Entries with figure data
((

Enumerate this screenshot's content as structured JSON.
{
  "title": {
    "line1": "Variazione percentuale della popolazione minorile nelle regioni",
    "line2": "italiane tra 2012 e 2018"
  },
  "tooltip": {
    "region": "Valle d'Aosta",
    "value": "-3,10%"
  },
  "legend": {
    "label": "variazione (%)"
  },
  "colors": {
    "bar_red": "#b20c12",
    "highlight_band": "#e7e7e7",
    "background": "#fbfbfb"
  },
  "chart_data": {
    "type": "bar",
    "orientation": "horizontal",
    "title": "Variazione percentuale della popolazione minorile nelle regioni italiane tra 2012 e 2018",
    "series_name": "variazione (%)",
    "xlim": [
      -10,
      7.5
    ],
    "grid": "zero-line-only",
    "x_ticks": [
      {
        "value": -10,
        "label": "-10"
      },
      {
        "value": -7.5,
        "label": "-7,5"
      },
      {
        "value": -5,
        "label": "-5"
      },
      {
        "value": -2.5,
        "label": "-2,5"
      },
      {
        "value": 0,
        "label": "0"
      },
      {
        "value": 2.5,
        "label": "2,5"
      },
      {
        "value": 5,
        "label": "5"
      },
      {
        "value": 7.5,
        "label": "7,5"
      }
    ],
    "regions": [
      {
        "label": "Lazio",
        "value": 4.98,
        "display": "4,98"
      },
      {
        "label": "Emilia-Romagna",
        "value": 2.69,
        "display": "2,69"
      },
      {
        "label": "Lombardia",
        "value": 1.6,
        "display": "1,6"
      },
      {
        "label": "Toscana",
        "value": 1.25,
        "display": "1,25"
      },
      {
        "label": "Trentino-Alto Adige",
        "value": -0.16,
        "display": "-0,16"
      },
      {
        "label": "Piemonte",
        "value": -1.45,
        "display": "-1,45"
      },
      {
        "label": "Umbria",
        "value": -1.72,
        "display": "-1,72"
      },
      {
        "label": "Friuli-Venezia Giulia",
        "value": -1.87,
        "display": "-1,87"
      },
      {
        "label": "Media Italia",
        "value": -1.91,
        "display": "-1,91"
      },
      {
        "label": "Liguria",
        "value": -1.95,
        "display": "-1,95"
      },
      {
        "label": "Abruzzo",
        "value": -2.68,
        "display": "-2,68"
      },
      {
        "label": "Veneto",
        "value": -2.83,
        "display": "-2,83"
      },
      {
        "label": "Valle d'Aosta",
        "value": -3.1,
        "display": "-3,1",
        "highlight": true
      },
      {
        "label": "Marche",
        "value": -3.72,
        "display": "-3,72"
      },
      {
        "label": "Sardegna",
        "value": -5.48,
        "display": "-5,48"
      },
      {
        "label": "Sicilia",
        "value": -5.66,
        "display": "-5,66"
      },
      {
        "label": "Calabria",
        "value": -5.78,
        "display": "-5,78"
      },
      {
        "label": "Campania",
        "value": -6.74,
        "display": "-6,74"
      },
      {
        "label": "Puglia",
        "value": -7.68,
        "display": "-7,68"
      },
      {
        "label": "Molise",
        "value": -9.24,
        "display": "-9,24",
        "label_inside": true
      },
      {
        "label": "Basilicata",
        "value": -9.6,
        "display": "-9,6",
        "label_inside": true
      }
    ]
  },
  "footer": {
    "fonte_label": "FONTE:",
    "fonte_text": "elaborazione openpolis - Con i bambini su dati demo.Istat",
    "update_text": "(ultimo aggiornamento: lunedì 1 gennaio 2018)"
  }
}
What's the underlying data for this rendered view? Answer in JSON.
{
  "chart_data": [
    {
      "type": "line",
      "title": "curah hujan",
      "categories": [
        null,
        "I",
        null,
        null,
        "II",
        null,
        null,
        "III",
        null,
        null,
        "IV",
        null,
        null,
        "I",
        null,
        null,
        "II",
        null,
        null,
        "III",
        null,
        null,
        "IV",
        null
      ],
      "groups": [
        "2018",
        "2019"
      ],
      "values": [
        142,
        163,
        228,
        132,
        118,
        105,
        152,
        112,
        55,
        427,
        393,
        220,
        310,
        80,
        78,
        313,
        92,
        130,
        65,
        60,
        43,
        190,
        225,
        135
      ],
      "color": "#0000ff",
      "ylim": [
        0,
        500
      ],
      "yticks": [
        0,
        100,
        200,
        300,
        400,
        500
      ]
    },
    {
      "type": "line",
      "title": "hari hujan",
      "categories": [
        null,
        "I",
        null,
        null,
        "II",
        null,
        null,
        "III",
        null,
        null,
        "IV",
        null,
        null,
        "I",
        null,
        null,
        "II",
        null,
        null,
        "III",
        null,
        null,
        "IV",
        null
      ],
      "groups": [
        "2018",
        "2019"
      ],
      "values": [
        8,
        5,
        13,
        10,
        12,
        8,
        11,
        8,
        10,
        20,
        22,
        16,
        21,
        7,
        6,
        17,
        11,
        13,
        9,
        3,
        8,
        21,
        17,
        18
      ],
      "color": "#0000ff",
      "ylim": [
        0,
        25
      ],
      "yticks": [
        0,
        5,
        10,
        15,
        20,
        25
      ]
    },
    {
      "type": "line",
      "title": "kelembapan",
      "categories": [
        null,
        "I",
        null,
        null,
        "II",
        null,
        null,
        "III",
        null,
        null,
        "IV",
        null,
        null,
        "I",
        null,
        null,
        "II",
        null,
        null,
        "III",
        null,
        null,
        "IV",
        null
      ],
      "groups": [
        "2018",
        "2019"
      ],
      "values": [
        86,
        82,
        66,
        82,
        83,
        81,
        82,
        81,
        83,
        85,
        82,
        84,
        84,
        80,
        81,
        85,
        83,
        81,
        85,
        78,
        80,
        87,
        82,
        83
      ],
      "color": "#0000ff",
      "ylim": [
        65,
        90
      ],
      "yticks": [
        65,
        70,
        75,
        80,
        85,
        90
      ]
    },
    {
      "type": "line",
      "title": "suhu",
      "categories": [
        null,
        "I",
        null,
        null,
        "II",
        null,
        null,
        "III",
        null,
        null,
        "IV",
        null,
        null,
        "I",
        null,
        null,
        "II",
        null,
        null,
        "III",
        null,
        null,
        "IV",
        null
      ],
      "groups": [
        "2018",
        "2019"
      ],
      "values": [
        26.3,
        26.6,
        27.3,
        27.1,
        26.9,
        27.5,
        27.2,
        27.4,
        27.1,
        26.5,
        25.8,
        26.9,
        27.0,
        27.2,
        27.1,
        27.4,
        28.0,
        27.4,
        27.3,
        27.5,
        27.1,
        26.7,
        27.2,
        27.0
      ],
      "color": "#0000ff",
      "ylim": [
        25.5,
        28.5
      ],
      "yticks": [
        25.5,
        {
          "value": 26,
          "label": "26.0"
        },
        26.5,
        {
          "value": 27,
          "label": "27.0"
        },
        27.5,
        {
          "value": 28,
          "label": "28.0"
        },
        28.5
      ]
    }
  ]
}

))

**Exercise:**
In the entries above, identify each line that includes the string "minorile", then copy it.

**Solution for this task:**
    "line1": "Variazione percentuale della popolazione minorile nelle regioni",
    "title": "Variazione percentuale della popolazione minorile nelle regioni italiane tra 2012 e 2018",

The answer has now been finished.